▸ **TASK BRIEF**: Your task is to transcribe all of the records exactly and leave out the pictures.

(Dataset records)
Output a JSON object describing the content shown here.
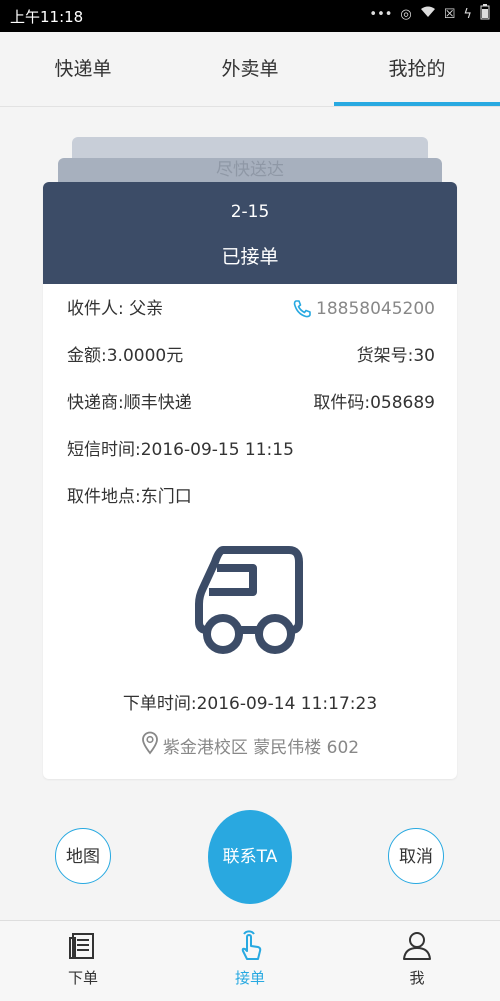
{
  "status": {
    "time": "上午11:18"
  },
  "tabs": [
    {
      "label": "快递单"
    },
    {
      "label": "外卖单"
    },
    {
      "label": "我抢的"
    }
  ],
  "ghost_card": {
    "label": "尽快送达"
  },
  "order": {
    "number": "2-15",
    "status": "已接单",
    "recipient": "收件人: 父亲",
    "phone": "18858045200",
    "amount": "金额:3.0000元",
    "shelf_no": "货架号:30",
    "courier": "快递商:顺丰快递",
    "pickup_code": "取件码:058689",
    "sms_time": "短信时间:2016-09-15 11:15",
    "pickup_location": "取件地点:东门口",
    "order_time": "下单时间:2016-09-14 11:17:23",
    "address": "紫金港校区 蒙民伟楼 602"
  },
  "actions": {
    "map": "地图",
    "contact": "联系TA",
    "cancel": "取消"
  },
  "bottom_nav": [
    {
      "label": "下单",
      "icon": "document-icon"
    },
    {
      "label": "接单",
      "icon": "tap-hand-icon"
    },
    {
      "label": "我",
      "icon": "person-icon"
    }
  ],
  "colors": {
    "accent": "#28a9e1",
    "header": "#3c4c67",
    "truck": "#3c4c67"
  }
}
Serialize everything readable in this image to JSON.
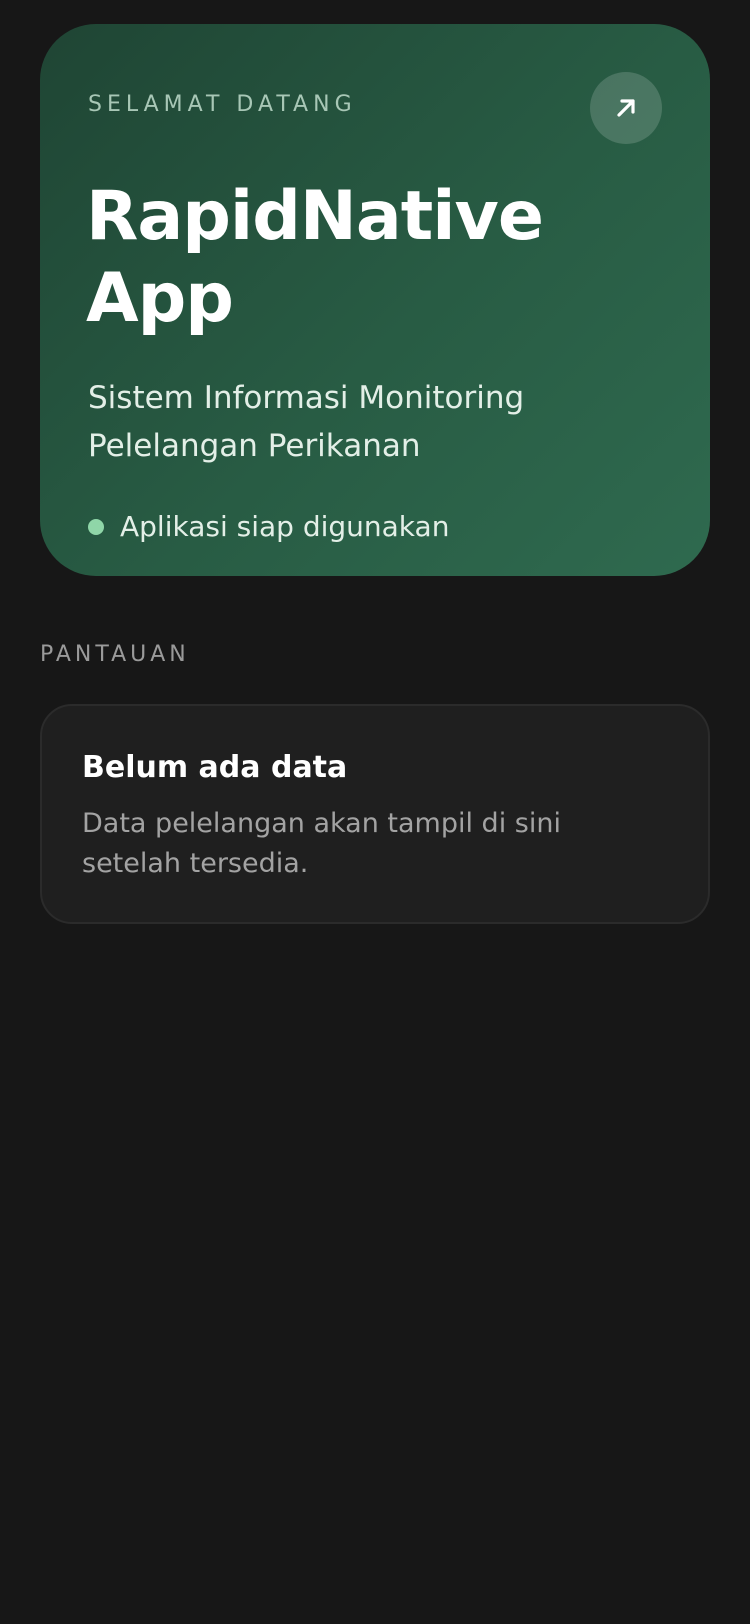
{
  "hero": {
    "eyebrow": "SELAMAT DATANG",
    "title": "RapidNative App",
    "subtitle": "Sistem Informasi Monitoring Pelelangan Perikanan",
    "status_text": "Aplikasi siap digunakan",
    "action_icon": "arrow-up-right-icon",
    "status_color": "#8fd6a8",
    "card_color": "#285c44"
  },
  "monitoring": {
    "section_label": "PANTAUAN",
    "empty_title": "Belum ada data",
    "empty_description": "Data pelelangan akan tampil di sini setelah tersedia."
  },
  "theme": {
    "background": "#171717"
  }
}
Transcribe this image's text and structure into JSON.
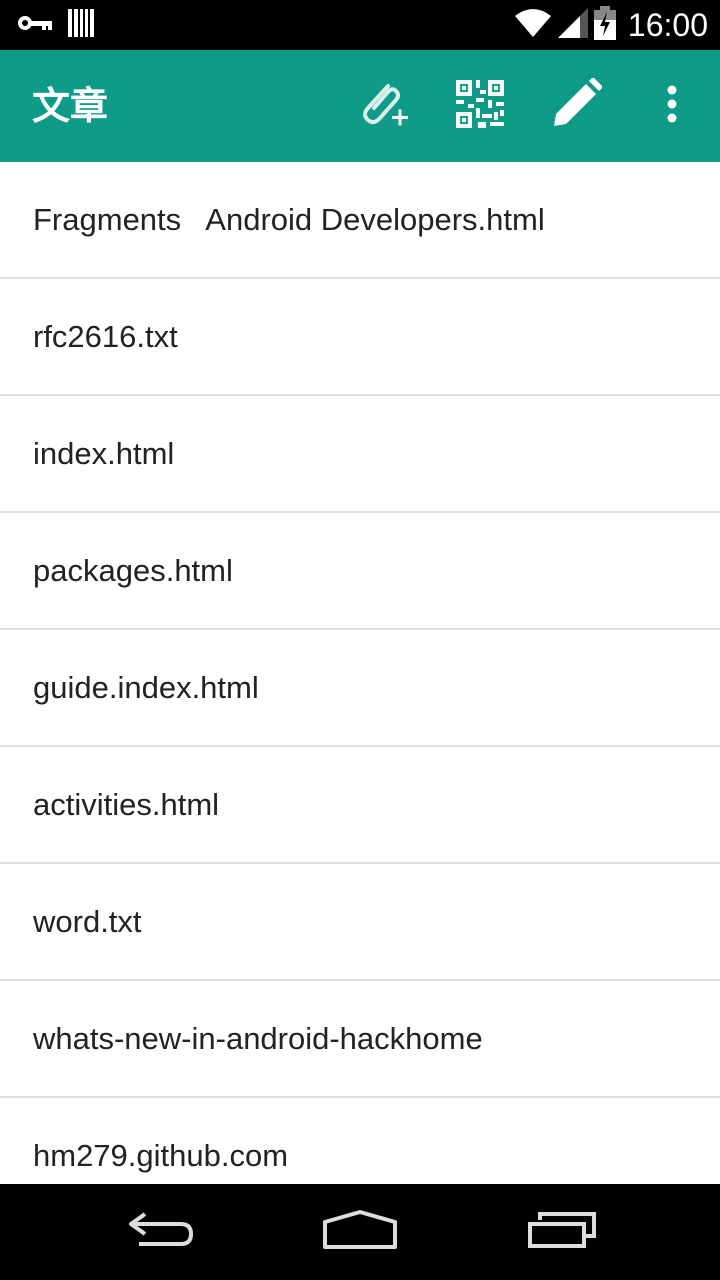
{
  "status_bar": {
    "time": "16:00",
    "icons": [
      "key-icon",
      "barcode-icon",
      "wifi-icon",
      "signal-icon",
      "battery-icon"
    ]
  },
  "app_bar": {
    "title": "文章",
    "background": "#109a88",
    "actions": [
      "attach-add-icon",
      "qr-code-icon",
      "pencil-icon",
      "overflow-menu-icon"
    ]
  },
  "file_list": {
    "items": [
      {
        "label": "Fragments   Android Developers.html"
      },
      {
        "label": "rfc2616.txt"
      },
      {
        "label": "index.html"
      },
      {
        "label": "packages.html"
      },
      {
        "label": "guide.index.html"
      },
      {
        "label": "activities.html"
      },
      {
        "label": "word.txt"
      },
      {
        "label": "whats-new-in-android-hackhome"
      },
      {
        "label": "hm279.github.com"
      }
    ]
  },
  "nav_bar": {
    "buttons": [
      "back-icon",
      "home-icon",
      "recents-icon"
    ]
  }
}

▸ **REPLY**:
Output a JSON object describing the content shown here.
{
  "status": {
    "time": "上午11:18"
  },
  "tabs": [
    {
      "label": "快递单"
    },
    {
      "label": "外卖单"
    },
    {
      "label": "我抢的"
    }
  ],
  "ghost_card": {
    "label": "尽快送达"
  },
  "order": {
    "number": "2-15",
    "status": "已接单",
    "recipient": "收件人: 父亲",
    "phone": "18858045200",
    "amount": "金额:3.0000元",
    "shelf_no": "货架号:30",
    "courier": "快递商:顺丰快递",
    "pickup_code": "取件码:058689",
    "sms_time": "短信时间:2016-09-15 11:15",
    "pickup_location": "取件地点:东门口",
    "order_time": "下单时间:2016-09-14 11:17:23",
    "address": "紫金港校区 蒙民伟楼 602"
  },
  "actions": {
    "map": "地图",
    "contact": "联系TA",
    "cancel": "取消"
  },
  "bottom_nav": [
    {
      "label": "下单",
      "icon": "document-icon"
    },
    {
      "label": "接单",
      "icon": "tap-hand-icon"
    },
    {
      "label": "我",
      "icon": "person-icon"
    }
  ],
  "colors": {
    "accent": "#28a9e1",
    "header": "#3c4c67",
    "truck": "#3c4c67"
  }
}
Serialize everything readable in this image to JSON.
{
  "hero": {
    "eyebrow": "SELAMAT DATANG",
    "title": "RapidNative App",
    "subtitle": "Sistem Informasi Monitoring Pelelangan Perikanan",
    "status_text": "Aplikasi siap digunakan",
    "action_icon": "arrow-up-right-icon",
    "status_color": "#8fd6a8",
    "card_color": "#285c44"
  },
  "monitoring": {
    "section_label": "PANTAUAN",
    "empty_title": "Belum ada data",
    "empty_description": "Data pelelangan akan tampil di sini setelah tersedia."
  },
  "theme": {
    "background": "#171717"
  }
}
Transcribe this image's text and structure into JSON.
{
  "status_bar": {
    "time": "16:00",
    "icons": [
      "key-icon",
      "barcode-icon",
      "wifi-icon",
      "signal-icon",
      "battery-icon"
    ]
  },
  "app_bar": {
    "title": "文章",
    "background": "#109a88",
    "actions": [
      "attach-add-icon",
      "qr-code-icon",
      "pencil-icon",
      "overflow-menu-icon"
    ]
  },
  "file_list": {
    "items": [
      {
        "label": "Fragments   Android Developers.html"
      },
      {
        "label": "rfc2616.txt"
      },
      {
        "label": "index.html"
      },
      {
        "label": "packages.html"
      },
      {
        "label": "guide.index.html"
      },
      {
        "label": "activities.html"
      },
      {
        "label": "word.txt"
      },
      {
        "label": "whats-new-in-android-hackhome"
      },
      {
        "label": "hm279.github.com"
      }
    ]
  },
  "nav_bar": {
    "buttons": [
      "back-icon",
      "home-icon",
      "recents-icon"
    ]
  }
}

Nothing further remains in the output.